[Records that describe figures]
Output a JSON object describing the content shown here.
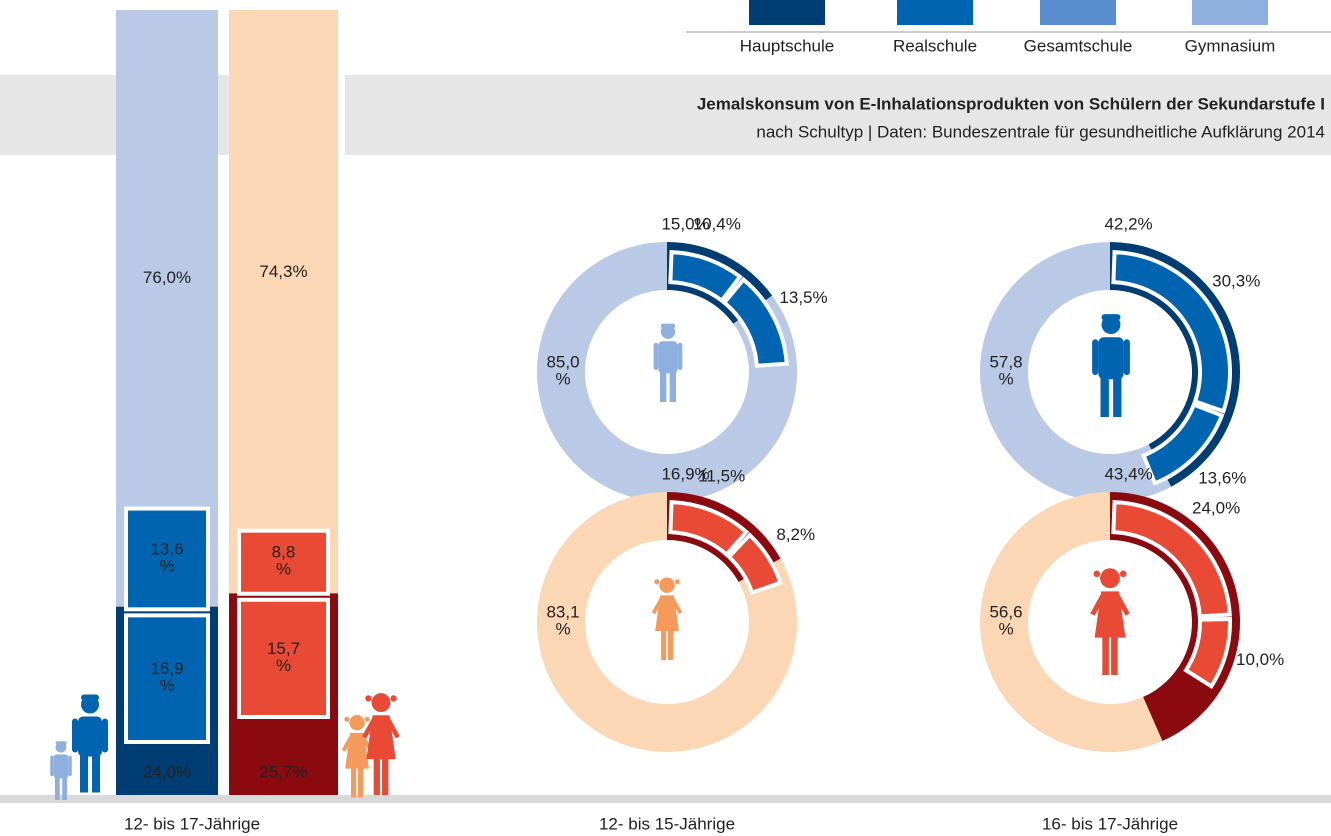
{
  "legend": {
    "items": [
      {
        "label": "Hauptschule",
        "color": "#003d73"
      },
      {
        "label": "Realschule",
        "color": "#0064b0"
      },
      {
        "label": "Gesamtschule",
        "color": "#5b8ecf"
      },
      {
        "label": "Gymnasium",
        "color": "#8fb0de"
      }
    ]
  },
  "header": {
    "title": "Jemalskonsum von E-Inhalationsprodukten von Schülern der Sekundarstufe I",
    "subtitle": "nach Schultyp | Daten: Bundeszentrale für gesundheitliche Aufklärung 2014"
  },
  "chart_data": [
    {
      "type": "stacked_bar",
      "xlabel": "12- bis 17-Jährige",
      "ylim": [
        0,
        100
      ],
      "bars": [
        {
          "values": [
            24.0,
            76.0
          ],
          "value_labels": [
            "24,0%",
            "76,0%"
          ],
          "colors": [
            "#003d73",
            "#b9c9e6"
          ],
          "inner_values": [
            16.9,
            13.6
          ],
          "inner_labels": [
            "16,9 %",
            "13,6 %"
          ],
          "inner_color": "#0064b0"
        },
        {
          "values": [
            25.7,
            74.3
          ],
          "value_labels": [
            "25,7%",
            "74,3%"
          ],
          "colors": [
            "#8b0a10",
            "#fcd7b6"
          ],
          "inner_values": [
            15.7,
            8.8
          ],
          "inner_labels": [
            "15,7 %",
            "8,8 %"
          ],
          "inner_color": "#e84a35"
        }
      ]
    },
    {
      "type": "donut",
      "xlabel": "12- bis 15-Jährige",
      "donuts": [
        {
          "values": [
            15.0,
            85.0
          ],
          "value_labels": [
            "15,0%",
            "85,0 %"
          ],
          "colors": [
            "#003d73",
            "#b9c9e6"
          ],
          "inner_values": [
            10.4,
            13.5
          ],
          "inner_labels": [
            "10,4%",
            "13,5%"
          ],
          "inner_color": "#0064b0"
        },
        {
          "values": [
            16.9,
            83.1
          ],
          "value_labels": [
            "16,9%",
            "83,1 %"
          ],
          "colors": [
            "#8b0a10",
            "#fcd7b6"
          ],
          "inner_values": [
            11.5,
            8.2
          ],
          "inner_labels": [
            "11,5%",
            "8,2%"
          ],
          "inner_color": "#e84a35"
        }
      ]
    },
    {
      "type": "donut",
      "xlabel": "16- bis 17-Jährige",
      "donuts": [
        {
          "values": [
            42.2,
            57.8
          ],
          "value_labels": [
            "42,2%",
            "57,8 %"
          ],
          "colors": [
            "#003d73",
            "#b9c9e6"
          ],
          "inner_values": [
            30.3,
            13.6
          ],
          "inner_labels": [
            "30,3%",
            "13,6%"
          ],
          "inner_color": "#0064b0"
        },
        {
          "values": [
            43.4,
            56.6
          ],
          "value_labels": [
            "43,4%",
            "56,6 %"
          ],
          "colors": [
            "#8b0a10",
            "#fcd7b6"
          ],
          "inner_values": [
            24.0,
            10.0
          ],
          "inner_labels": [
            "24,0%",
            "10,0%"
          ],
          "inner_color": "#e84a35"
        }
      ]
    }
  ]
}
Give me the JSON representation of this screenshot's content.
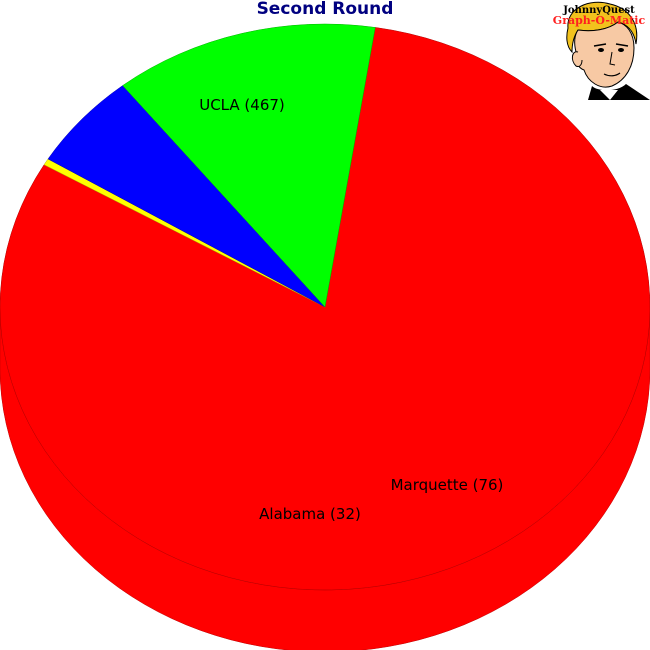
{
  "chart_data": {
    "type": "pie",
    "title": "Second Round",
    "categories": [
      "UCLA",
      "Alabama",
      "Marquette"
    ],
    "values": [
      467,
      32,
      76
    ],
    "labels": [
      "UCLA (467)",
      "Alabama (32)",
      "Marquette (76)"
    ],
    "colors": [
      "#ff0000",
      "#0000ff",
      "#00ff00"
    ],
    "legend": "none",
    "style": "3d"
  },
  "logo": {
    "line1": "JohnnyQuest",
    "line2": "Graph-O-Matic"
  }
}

→ **WORK TO DO**:
Give an exact copy of the material, leaving out every picture.

→ **ANSWER TO THIS TASK**:
Output a JSON object describing the content shown here.
{
  "legend": {
    "items": [
      {
        "label": "Hauptschule",
        "color": "#003d73"
      },
      {
        "label": "Realschule",
        "color": "#0064b0"
      },
      {
        "label": "Gesamtschule",
        "color": "#5b8ecf"
      },
      {
        "label": "Gymnasium",
        "color": "#8fb0de"
      }
    ]
  },
  "header": {
    "title": "Jemalskonsum von E-Inhalationsprodukten von Schülern der Sekundarstufe I",
    "subtitle": "nach Schultyp | Daten: Bundeszentrale für gesundheitliche Aufklärung 2014"
  },
  "chart_data": [
    {
      "type": "stacked_bar",
      "xlabel": "12- bis 17-Jährige",
      "ylim": [
        0,
        100
      ],
      "bars": [
        {
          "values": [
            24.0,
            76.0
          ],
          "value_labels": [
            "24,0%",
            "76,0%"
          ],
          "colors": [
            "#003d73",
            "#b9c9e6"
          ],
          "inner_values": [
            16.9,
            13.6
          ],
          "inner_labels": [
            "16,9 %",
            "13,6 %"
          ],
          "inner_color": "#0064b0"
        },
        {
          "values": [
            25.7,
            74.3
          ],
          "value_labels": [
            "25,7%",
            "74,3%"
          ],
          "colors": [
            "#8b0a10",
            "#fcd7b6"
          ],
          "inner_values": [
            15.7,
            8.8
          ],
          "inner_labels": [
            "15,7 %",
            "8,8 %"
          ],
          "inner_color": "#e84a35"
        }
      ]
    },
    {
      "type": "donut",
      "xlabel": "12- bis 15-Jährige",
      "donuts": [
        {
          "values": [
            15.0,
            85.0
          ],
          "value_labels": [
            "15,0%",
            "85,0 %"
          ],
          "colors": [
            "#003d73",
            "#b9c9e6"
          ],
          "inner_values": [
            10.4,
            13.5
          ],
          "inner_labels": [
            "10,4%",
            "13,5%"
          ],
          "inner_color": "#0064b0"
        },
        {
          "values": [
            16.9,
            83.1
          ],
          "value_labels": [
            "16,9%",
            "83,1 %"
          ],
          "colors": [
            "#8b0a10",
            "#fcd7b6"
          ],
          "inner_values": [
            11.5,
            8.2
          ],
          "inner_labels": [
            "11,5%",
            "8,2%"
          ],
          "inner_color": "#e84a35"
        }
      ]
    },
    {
      "type": "donut",
      "xlabel": "16- bis 17-Jährige",
      "donuts": [
        {
          "values": [
            42.2,
            57.8
          ],
          "value_labels": [
            "42,2%",
            "57,8 %"
          ],
          "colors": [
            "#003d73",
            "#b9c9e6"
          ],
          "inner_values": [
            30.3,
            13.6
          ],
          "inner_labels": [
            "30,3%",
            "13,6%"
          ],
          "inner_color": "#0064b0"
        },
        {
          "values": [
            43.4,
            56.6
          ],
          "value_labels": [
            "43,4%",
            "56,6 %"
          ],
          "colors": [
            "#8b0a10",
            "#fcd7b6"
          ],
          "inner_values": [
            24.0,
            10.0
          ],
          "inner_labels": [
            "24,0%",
            "10,0%"
          ],
          "inner_color": "#e84a35"
        }
      ]
    }
  ]
}
Give me the JSON representation of this screenshot's content.
{
  "chart_data": {
    "type": "pie",
    "title": "Second Round",
    "categories": [
      "UCLA",
      "Alabama",
      "Marquette"
    ],
    "values": [
      467,
      32,
      76
    ],
    "labels": [
      "UCLA (467)",
      "Alabama (32)",
      "Marquette (76)"
    ],
    "colors": [
      "#ff0000",
      "#0000ff",
      "#00ff00"
    ],
    "legend": "none",
    "style": "3d"
  },
  "logo": {
    "line1": "JohnnyQuest",
    "line2": "Graph-O-Matic"
  }
}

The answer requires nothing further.